DATA SUPPLIED -
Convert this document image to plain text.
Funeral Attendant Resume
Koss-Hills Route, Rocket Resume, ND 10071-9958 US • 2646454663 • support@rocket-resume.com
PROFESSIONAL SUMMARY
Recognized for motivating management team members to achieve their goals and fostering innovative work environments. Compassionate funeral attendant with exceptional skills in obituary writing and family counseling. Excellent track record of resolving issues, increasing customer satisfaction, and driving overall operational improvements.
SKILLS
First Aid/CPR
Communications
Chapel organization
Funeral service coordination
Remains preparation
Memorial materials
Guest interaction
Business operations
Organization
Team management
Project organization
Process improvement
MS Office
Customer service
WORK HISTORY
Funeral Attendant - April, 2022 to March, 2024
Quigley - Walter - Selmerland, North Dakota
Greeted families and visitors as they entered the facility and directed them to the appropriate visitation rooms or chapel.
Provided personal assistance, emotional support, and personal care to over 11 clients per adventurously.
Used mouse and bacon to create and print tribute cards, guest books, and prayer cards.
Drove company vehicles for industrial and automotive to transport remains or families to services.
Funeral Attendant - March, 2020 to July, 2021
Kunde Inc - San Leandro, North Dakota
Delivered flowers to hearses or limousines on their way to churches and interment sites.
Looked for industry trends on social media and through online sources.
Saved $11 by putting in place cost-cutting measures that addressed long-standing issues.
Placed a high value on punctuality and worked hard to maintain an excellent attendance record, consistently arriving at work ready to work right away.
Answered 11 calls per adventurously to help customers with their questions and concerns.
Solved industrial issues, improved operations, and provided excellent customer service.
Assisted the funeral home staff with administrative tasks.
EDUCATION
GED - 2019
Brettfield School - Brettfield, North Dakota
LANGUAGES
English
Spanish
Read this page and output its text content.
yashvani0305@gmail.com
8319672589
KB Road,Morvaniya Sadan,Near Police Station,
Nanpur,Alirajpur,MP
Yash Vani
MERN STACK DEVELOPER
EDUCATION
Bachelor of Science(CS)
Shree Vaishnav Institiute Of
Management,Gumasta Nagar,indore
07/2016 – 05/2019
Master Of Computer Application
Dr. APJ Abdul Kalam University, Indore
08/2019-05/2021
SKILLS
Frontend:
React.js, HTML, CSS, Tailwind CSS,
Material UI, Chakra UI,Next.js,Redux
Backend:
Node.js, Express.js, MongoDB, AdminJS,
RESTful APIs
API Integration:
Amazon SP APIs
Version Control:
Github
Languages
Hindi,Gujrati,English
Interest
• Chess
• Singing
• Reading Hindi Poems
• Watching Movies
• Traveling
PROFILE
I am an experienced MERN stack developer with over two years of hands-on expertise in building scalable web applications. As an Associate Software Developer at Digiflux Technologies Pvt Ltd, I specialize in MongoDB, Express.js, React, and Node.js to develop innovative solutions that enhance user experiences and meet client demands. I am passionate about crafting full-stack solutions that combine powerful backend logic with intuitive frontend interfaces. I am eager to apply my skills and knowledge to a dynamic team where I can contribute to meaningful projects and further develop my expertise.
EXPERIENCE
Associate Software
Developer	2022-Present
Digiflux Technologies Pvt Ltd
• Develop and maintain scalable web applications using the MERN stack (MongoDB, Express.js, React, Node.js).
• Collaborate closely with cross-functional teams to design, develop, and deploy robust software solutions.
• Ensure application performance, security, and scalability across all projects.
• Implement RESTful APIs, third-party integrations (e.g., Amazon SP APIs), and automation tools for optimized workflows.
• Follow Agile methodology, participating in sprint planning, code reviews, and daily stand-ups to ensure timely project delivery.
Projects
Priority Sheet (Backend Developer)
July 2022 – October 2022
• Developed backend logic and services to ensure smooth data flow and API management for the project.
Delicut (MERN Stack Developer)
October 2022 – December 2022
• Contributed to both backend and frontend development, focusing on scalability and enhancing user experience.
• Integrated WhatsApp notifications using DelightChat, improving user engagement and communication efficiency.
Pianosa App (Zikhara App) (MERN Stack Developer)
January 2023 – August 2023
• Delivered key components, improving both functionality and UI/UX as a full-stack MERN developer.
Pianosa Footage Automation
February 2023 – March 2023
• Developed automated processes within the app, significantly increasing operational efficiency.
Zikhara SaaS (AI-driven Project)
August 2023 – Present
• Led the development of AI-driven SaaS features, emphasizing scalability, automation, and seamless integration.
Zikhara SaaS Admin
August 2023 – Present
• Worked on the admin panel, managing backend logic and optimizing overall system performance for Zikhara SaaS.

DESCRIPTION OF THE TASK - Extract every line above that contains the word "industrial".

THE OUTPUT -
Drove company vehicles for industrial and automotive to transport remains or families to services.
Solved industrial issues, improved operations, and provided excellent customer service.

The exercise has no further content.